- _Problem_:
Go through the records and copy each line where the word "Degrees" occurs.

- _Task data_:
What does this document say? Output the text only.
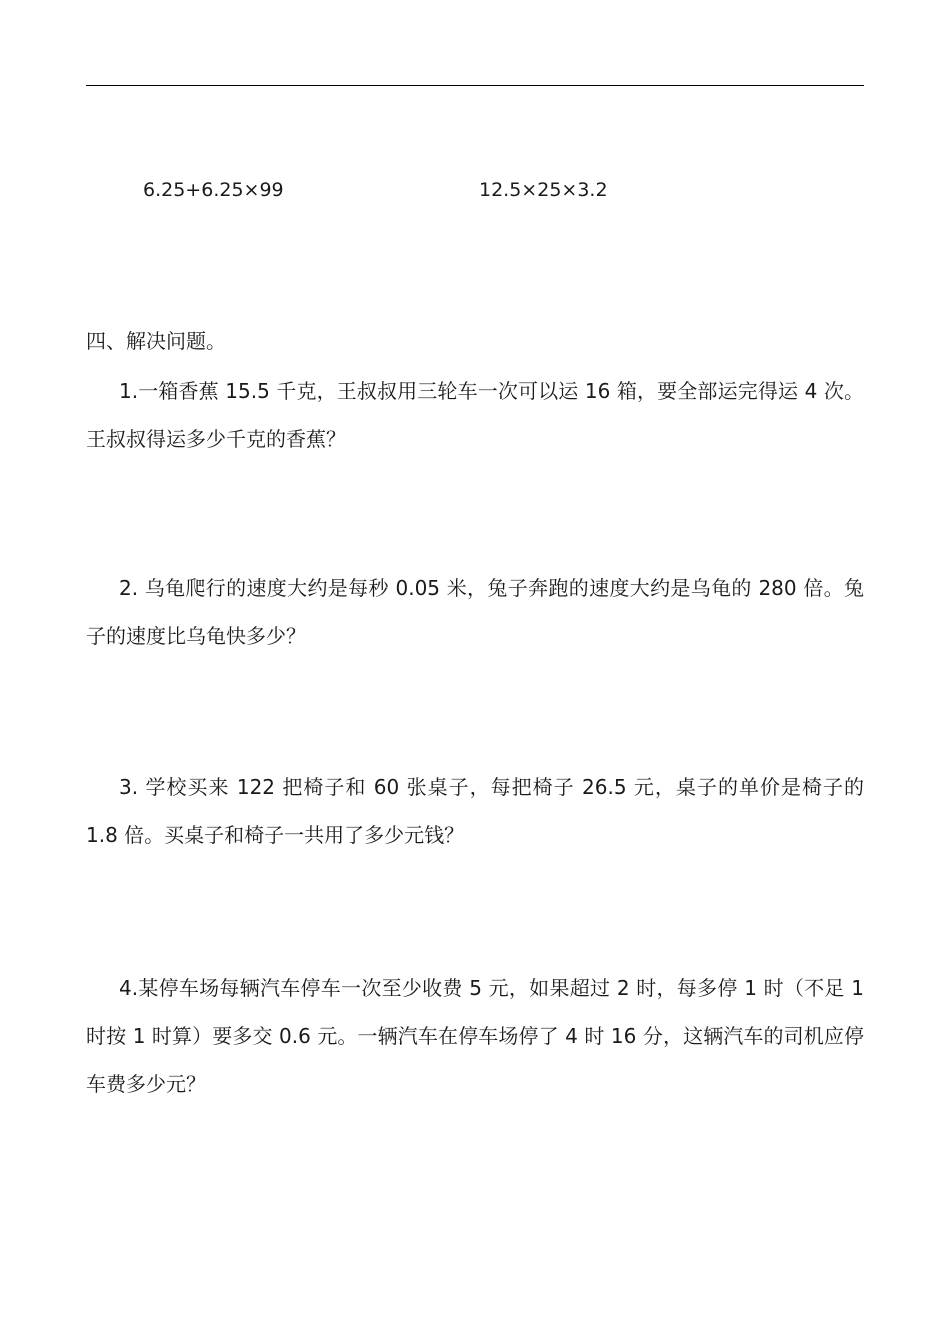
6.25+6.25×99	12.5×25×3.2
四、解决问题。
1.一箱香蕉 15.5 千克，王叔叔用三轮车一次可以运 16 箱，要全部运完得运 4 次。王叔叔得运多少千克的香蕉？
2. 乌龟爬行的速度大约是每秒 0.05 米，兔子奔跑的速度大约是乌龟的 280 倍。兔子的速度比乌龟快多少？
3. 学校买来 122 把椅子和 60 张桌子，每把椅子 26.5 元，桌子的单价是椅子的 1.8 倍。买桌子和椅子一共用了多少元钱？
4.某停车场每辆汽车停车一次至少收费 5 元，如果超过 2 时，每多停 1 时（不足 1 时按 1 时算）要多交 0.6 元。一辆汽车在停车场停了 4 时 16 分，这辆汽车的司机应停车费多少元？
---
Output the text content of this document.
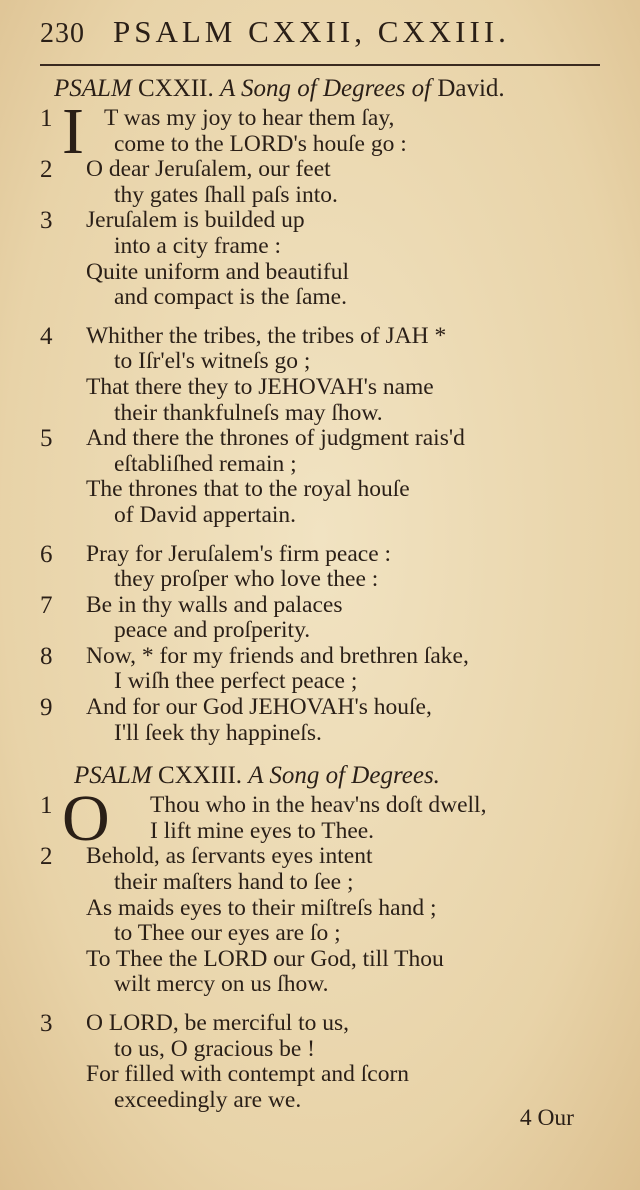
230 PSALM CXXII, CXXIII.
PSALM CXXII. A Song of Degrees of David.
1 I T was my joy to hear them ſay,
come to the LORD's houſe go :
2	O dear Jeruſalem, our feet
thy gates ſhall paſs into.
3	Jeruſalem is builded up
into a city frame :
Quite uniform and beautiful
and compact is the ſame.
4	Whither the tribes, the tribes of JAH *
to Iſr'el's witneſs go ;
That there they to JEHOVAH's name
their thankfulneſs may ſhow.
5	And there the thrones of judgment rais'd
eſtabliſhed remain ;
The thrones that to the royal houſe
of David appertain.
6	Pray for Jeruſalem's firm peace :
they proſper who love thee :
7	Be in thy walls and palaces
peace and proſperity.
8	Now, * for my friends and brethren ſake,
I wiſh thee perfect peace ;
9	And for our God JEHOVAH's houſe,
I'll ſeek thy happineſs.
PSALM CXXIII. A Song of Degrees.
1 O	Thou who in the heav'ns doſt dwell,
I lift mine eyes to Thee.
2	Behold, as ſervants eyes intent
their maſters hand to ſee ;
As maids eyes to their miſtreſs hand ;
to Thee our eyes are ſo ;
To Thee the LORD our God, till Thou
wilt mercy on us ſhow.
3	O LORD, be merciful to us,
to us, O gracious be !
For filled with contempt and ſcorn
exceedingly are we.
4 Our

- _Output for this task_:
PSALM CXXII. A Song of Degrees of David.
PSALM CXXIII. A Song of Degrees.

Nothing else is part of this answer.